Fragmento del texto ▸
..............................

Kawabata es un poeta que cuenta historias. Hace como si las contara, porque su espíritu es tan delicado como contrito, como el de la poesía. Danza y misticismo también se abrazan. Los ritos de ambos, sumados a la nostalgia del pasado destruido por la Segunda Guerra Mundial, son los que hablan.
Por Carolina Zamudio
“La danza japonesa y el ballet se oponen. La tradición del cuerpo y el espíritu japonés no tienen nada que ver con este. Los movimientos de la danza japonesa invitan a ir hacia adentro, mientras que en Occidente se abren hacia afuera. Las sensibilidades son muy diferentes”, dice uno de los personajes de Bailarinas (Maihime, en su idioma original), libro de Yasunari Kawabata editado en 1951 bajo el nombre de Herederos y reeditado recientemente bajo este nuevo título, por primera vez en español y con traducción directa de la lengua original. Probablemente allí esté el corazón de esta novela breve, sutil, melancólica, de hálito etéreo como la obra completa del nobel japonés.
Llegar a la médula de un libro es siempre un acto solitario que requiere de paciencia para obtener su recompensa, como la de un viaje en tren –imagen reiterada en el escenario que se nos ofrece en la obra– cuando se sabe que finalmente se va llegando a casa. O al alma, que es otra versión de la morada de lo vivo y hasta de lo inanimado. Kawabata fue no solo el primer escritor japonés en ganar en 1969 el Premio Nobel de Literatura, sino que su trabajo se impuso a los lectores de Occidente como puerta de acceso a Japón y su cultura, algo que aquí hallamos claramente o con vectores a seguir.

..............................

Información extraída ▸
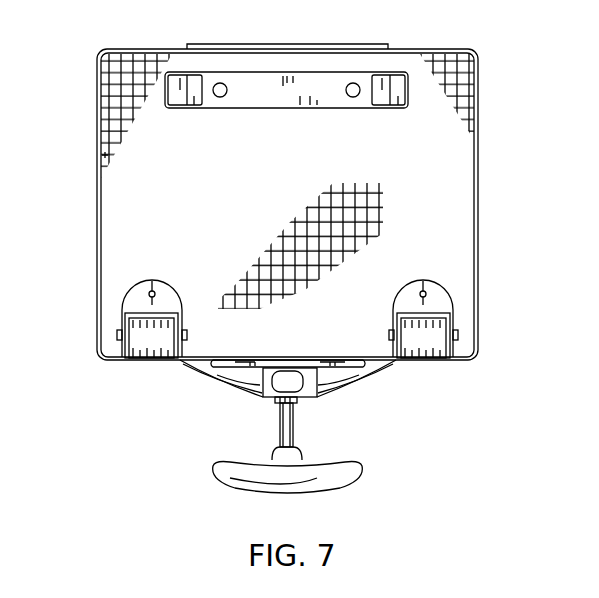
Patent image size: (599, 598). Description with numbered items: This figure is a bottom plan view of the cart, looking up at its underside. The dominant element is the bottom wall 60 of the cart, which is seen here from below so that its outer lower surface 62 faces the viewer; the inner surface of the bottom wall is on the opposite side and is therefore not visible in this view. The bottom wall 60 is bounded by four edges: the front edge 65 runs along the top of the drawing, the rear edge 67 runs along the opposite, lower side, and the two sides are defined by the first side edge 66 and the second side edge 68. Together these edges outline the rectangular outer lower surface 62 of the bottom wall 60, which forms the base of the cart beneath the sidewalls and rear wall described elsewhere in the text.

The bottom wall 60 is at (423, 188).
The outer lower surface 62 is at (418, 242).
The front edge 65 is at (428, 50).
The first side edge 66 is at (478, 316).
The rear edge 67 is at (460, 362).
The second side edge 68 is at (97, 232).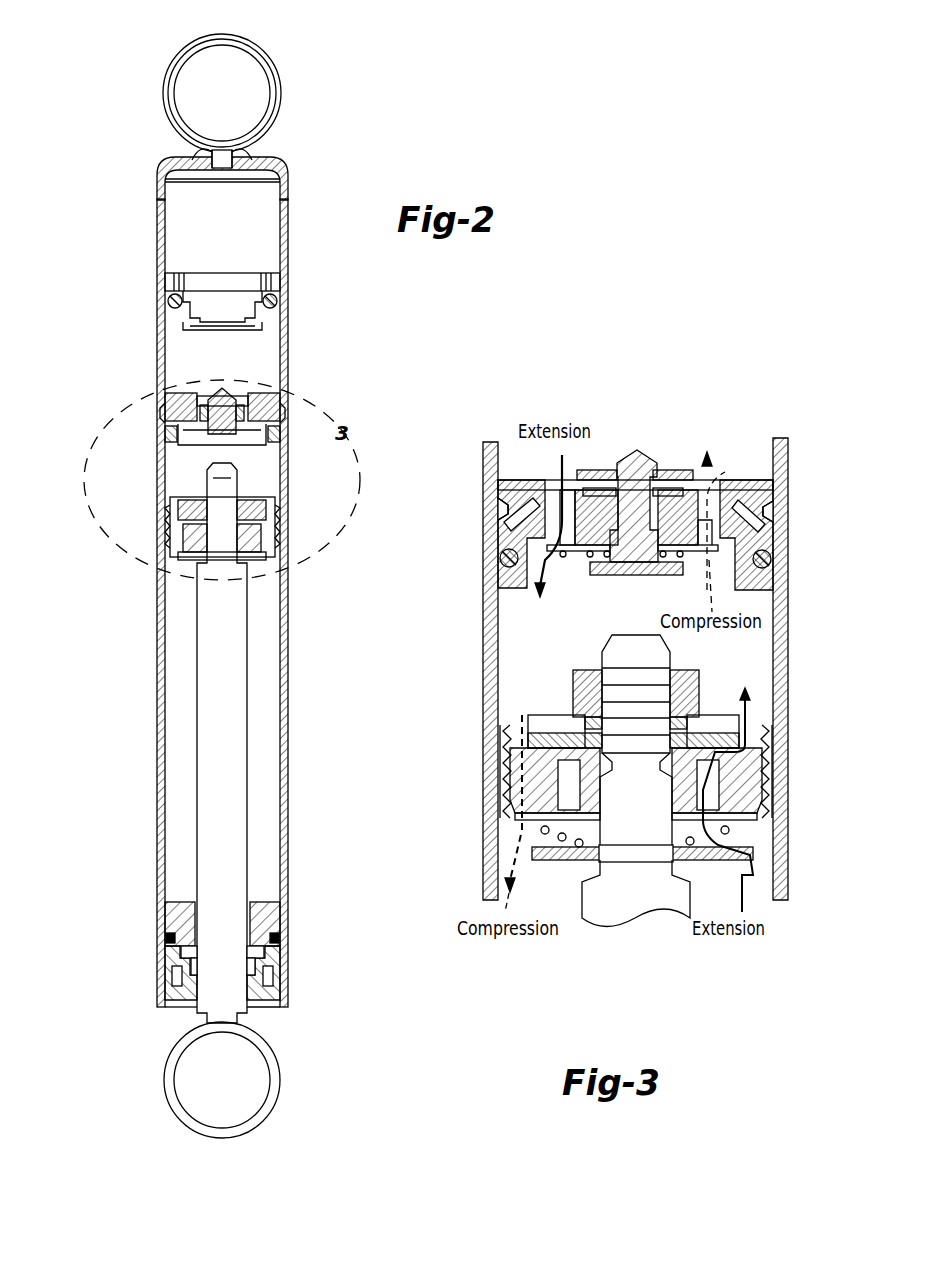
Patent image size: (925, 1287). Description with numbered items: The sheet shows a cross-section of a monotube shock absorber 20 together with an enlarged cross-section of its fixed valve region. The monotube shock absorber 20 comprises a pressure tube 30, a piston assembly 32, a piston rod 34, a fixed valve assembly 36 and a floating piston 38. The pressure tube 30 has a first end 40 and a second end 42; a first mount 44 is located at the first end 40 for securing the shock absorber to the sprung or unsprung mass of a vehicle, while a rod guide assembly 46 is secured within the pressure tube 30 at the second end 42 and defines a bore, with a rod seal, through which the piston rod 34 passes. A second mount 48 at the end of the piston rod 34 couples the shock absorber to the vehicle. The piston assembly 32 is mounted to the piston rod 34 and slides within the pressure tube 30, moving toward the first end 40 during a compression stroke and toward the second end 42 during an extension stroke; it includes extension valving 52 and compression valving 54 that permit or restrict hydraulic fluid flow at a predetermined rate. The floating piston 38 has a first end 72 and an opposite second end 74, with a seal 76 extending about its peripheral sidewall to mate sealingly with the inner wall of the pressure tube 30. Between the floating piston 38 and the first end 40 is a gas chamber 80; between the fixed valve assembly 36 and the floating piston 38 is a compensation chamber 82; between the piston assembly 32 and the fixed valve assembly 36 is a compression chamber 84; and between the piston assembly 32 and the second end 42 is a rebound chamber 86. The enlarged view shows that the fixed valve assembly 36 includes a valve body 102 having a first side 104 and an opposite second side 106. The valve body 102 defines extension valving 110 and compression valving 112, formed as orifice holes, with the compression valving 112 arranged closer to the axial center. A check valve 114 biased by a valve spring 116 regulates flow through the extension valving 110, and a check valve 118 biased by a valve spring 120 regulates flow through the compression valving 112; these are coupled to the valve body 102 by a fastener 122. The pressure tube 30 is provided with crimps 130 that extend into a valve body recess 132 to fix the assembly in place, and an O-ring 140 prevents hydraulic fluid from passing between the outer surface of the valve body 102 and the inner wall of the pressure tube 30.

..............................

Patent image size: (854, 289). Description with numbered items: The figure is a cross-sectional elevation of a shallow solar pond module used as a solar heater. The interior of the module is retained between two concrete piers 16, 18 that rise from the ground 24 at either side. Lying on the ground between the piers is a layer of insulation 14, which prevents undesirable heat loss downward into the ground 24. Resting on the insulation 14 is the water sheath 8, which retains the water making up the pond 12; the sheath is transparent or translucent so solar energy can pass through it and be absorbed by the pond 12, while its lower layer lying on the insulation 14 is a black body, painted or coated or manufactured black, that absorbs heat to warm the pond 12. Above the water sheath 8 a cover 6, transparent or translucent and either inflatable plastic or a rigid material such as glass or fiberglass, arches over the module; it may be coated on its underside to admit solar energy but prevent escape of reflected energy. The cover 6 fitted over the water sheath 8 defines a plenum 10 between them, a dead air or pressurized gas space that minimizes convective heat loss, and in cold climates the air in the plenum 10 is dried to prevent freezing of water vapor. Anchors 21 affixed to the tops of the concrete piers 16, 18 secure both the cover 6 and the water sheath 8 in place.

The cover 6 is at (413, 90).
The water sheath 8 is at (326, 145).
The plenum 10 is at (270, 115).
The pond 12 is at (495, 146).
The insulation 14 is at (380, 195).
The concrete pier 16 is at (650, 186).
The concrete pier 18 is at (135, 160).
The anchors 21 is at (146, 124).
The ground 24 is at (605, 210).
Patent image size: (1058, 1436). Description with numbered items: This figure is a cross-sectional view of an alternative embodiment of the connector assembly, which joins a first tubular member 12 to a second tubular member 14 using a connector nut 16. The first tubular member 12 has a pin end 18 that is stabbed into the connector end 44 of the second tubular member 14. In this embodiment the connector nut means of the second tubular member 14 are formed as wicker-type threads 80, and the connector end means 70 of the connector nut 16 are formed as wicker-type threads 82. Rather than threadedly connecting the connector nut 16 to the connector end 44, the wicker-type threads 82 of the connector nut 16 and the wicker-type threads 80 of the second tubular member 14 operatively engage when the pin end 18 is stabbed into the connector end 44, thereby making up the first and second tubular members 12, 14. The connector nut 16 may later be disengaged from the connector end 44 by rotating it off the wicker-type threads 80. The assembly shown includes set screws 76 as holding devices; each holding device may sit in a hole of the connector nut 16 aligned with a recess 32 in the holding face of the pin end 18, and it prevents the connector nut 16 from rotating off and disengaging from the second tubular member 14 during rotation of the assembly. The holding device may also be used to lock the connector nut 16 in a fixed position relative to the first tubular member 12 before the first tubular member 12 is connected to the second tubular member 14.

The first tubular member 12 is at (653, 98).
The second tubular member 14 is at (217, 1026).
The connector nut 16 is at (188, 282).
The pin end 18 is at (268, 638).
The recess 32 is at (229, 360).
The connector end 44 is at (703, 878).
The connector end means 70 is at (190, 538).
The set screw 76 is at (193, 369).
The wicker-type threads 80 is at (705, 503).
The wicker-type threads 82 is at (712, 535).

..............................

Tareas por hacer ▸
1. Resume en dos oraciones el texto sobre Bailarinas de Kawabata.
2. Retoma el texto sobre Bailarinas de Kawabata a partir de su última oración.

Respuestas en orden ▸
1. Kawabata, primer escritor japonés en ganar el Premio Nobel de Literatura en 1969 y puerta de acceso a Japón para los lectores de Occidente, es un poeta que cuenta historias, y en Bailarinas, editada en 1951 como Herederos y reeditada ahora por primera vez en español con traducción directa, hablan los ritos de la danza y el misticismo junto con la nostalgia del pasado destruido por la Segunda Guerra Mundial. El corazón de esta novela breve, sutil y melancólica está probablemente en la idea, expresada por un personaje, de que la danza japonesa invita a ir hacia adentro mientras que el ballet de Occidente se abre hacia afuera.

2.
Literatura, artes plásticas, ballet y budismo son algunos de los brazos que sostienen una trama que bien podría describirse como liviana si se tiene en cuenta que lo que importa o queda de ella es el ambiente, la maestría con que el autor justifica una historia que discurre lenta para dejarnos posar la atención en sus desvelos: la soledad, la nostalgia, la juventud y la madurez, todo con una mirada muy particular (la suya, de siempre) sobre la belleza y la presencia omnipresente de los árboles que son un personaje más. Todo ocurre con parsimonia y lo que importa es la música que va detrás, junto a otros signos por develar.
¿Por dónde empezar, entonces? Dos bailarinas, madre e hija, son el modo de hablar sobre las relaciones humanas y sus miserias en el Japón de la posguerra, las frustraciones o el natural reacomodamiento que cualquier país y cultura deben vivir luego de un cimbronazo histórico. Con un estilo depurado y poético, incluso en la traducción, el discurso se encadena lúcido, se reescribe adentrándose tanto en el lenguaje como en las ideas, un método de profundización en las reflexiones, estremecimientos y vivencias, ajustando lo que se dice sin contradicciones, pero sí con la riqueza de las luces y sombras que funcionan como imán para el lector atento. Las sombras, justamente, son las de los árboles, las de las bailarinas, incluso las de cosas simples que indican de ese modo la perspectiva desde donde se nos invita a mirar. Y su complejidad. “Teatro de sombras de enamorados”, se lee, pero también se habla del amor como vínculo y, a la vez, abismo, mientras se refiere que las de los árboles les prestan las suyas a una de las parejas de la historia, como pasa con las rocas o las ramas de los sauces llorones. Las hojas caídas de los lirios, por su parte, son grandes como las de los robles y, finalmente, los árboles “imponen silencio a la amplitud de los jardines, como lo haría un rey anciano”. Es que las arboledas son para Kawabata infranqueables guardianes del tiempo.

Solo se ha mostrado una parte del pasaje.